Lay out every line of the data below as a Markdown table with the columns "Row" and "Line," numbering the rows and skipping blank lines. Leave the pictures out.

--- begin DATA EXTRACT ---

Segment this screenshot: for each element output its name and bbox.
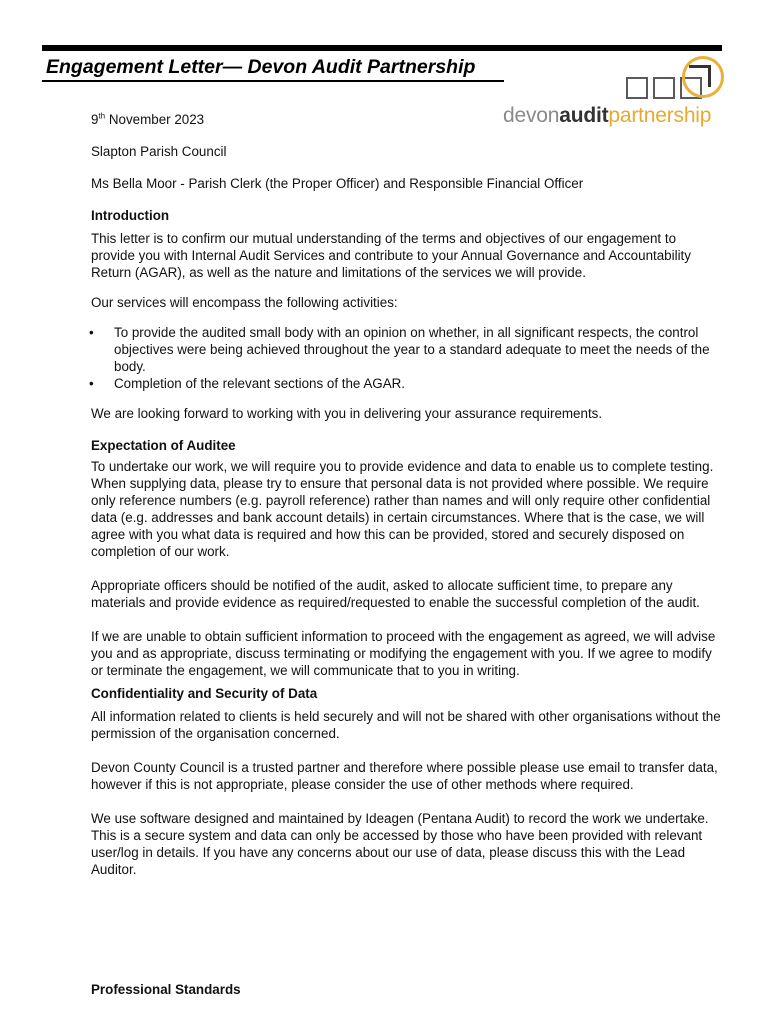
introduction-heading: Introduction bbox=[91, 208, 170, 223]
letter-date bbox=[91, 111, 723, 128]
letter-body bbox=[91, 111, 723, 878]
confidentiality-paragraph-2: Devon County Council is a trusted partner and therefore where possible please use email to transfer data, however if this is not appropriate, please consider the use of other methods where required. bbox=[91, 760, 718, 792]
top-rule bbox=[42, 45, 722, 51]
confidentiality-paragraph-1: All information related to clients is held securely and will not be shared with other organisations without the permission of the organisation concerned. bbox=[91, 709, 721, 741]
confidentiality-heading: Confidentiality and Security of Data bbox=[91, 686, 318, 701]
date-suffix: th bbox=[98, 111, 106, 121]
list-item: • Completion of the relevant sections of the AGAR. bbox=[91, 375, 723, 392]
introduction-paragraph-1: This letter is to confirm our mutual understanding of the terms and objectives of our engagement to provide you with Internal Audit Services and contribute to your Annual Governance and Accountability Return (AGAR), as well as the nature and limitations of the services we will provide. bbox=[91, 231, 691, 280]
letter-recipient: Slapton Parish Council bbox=[91, 144, 227, 159]
logo-word-partnership: partnership bbox=[608, 104, 712, 127]
expectation-paragraph-1: To undertake our work, we will require you to provide evidence and data to enable us to complete testing. When supplying data, please try to ensure that personal data is not provided where possible. We require only reference numbers (e.g. payroll reference) rather than names and will only require other confidential data (e.g. addresses and bank account details) in certain circumstances. Where that is the case, we will agree with you what data is required and how this can be provided, stored and securely disposed on completion of our work. bbox=[91, 459, 714, 559]
services-list bbox=[91, 324, 723, 392]
introduction-paragraph-3: We are looking forward to working with you in delivering your assurance requirements. bbox=[91, 406, 603, 421]
title-underline bbox=[42, 80, 504, 82]
letter-attention: Ms Bella Moor - Parish Clerk (the Proper Officer) and Responsible Financial Officer bbox=[91, 176, 584, 191]
logo-word-devon: devon bbox=[503, 104, 560, 127]
logo-word-audit: audit bbox=[559, 104, 609, 127]
expectation-heading: Expectation of Auditee bbox=[91, 438, 236, 453]
introduction-paragraph-2: Our services will encompass the following activities: bbox=[91, 295, 398, 310]
expectation-paragraph-2: Appropriate officers should be notified of the audit, asked to allocate sufficient time, to prepare any materials and provide evidence as required/requested to enable the successful completion of the audit. bbox=[91, 578, 700, 610]
confidentiality-paragraph-3: We use software designed and maintained by Ideagen (Pentana Audit) to record the work we undertake. This is a secure system and data can only be accessed by those who have been provided with relevant user/log in details. If you have any concerns about our use of data, please discuss this with the Lead Auditor. bbox=[91, 811, 709, 877]
page-title: Engagement Letter— Devon Audit Partnership bbox=[46, 56, 476, 78]
logo-square-1 bbox=[626, 77, 648, 99]
logo-square-2 bbox=[653, 77, 675, 99]
list-item: • To provide the audited small body with an opinion on whether, in all significant respects, the control objectives were being achieved throughout the year to a standard adequate to meet the needs of the body. bbox=[91, 324, 723, 375]
expectation-paragraph-3: If we are unable to obtain sufficient information to proceed with the engagement as agreed, we will advise you and as appropriate, discuss terminating or modifying the engagement with you. If we agree to modify or terminate the engagement, we will communicate that to you in writing. bbox=[91, 629, 716, 678]
logo-corner-icon bbox=[689, 65, 711, 87]
date-day: 9 bbox=[91, 112, 99, 127]
date-month-year: November 2023 bbox=[105, 112, 205, 127]
professional-standards-heading: Professional Standards bbox=[91, 982, 241, 997]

--- end DATA EXTRACT ---

- **COMPLETE ANSWER**:
| Row | Line |
|---|---|
| 1 | Segment this screenshot: for each element output its name and bbox. |
| 2 | introduction-heading: Introduction bbox=[91, 208, 170, 223] |
| 3 | letter-date bbox=[91, 111, 723, 128] |
| 4 | letter-body bbox=[91, 111, 723, 878] |
| 5 | confidentiality-paragraph-2: Devon County Council is a trusted partner and therefore where possible please use email to transfer data, however if this is not appropriate, please consider the use of other methods where required. bbox=[91, 760, 718, 792] |
| 6 | top-rule bbox=[42, 45, 722, 51] |
| 7 | confidentiality-paragraph-1: All information related to clients is held securely and will not be shared with other organisations without the permission of the organisation concerned. bbox=[91, 709, 721, 741] |
| 8 | confidentiality-heading: Confidentiality and Security of Data bbox=[91, 686, 318, 701] |
| 9 | date-suffix: th bbox=[98, 111, 106, 121] |
| 10 | list-item: • Completion of the relevant sections of the AGAR. bbox=[91, 375, 723, 392] |
| 11 | introduction-paragraph-1: This letter is to confirm our mutual understanding of the terms and objectives of our engagement to provide you with Internal Audit Services and contribute to your Annual Governance and Accountability Return (AGAR), as well as the nature and limitations of the services we will provide. bbox=[91, 231, 691, 280] |
| 12 | letter-recipient: Slapton Parish Council bbox=[91, 144, 227, 159] |
| 13 | logo-word-partnership: partnership bbox=[608, 104, 712, 127] |
| 14 | expectation-paragraph-1: To undertake our work, we will require you to provide evidence and data to enable us to complete testing. When supplying data, please try to ensure that personal data is not provided where possible. We require only reference numbers (e.g. payroll reference) rather than names and will only require other confidential data (e.g. addresses and bank account details) in certain circumstances. Where that is the case, we will agree with you what data is required and how this can be provided, stored and securely disposed on completion of our work. bbox=[91, 459, 714, 559] |
| 15 | services-list bbox=[91, 324, 723, 392] |
| 16 | introduction-paragraph-3: We are looking forward to working with you in delivering your assurance requirements. bbox=[91, 406, 603, 421] |
| 17 | title-underline bbox=[42, 80, 504, 82] |
| 18 | letter-attention: Ms Bella Moor - Parish Clerk (the Proper Officer) and Responsible Financial Officer bbox=[91, 176, 584, 191] |
| 19 | logo-word-devon: devon bbox=[503, 104, 560, 127] |
| 20 | logo-word-audit: audit bbox=[559, 104, 609, 127] |
| 21 | expectation-heading: Expectation of Auditee bbox=[91, 438, 236, 453] |
| 22 | introduction-paragraph-2: Our services will encompass the following activities: bbox=[91, 295, 398, 310] |
| 23 | expectation-paragraph-2: Appropriate officers should be notified of the audit, asked to allocate sufficient time, to prepare any materials and provide evidence as required/requested to enable the successful completion of the audit. bbox=[91, 578, 700, 610] |
| 24 | confidentiality-paragraph-3: We use software designed and maintained by Ideagen (Pentana Audit) to record the work we undertake. This is a secure system and data can only be accessed by those who have been provided with relevant user/log in details. If you have any concerns about our use of data, please discuss this with the Lead Auditor. bbox=[91, 811, 709, 877] |
| 25 | page-title: Engagement Letter— Devon Audit Partnership bbox=[46, 56, 476, 78] |
| 26 | logo-square-1 bbox=[626, 77, 648, 99] |
| 27 | logo-square-2 bbox=[653, 77, 675, 99] |
| 28 | list-item: • To provide the audited small body with an opinion on whether, in all significant respects, the control objectives were being achieved throughout the year to a standard adequate to meet the needs of the body. bbox=[91, 324, 723, 375] |
| 29 | expectation-paragraph-3: If we are unable to obtain sufficient information to proceed with the engagement as agreed, we will advise you and as appropriate, discuss terminating or modifying the engagement with you. If we agree to modify or terminate the engagement, we will communicate that to you in writing. bbox=[91, 629, 716, 678] |
| 30 | logo-corner-icon bbox=[689, 65, 711, 87] |
| 31 | date-day: 9 bbox=[91, 112, 99, 127] |
| 32 | date-month-year: November 2023 bbox=[105, 112, 205, 127] |
| 33 | professional-standards-heading: Professional Standards bbox=[91, 982, 241, 997] |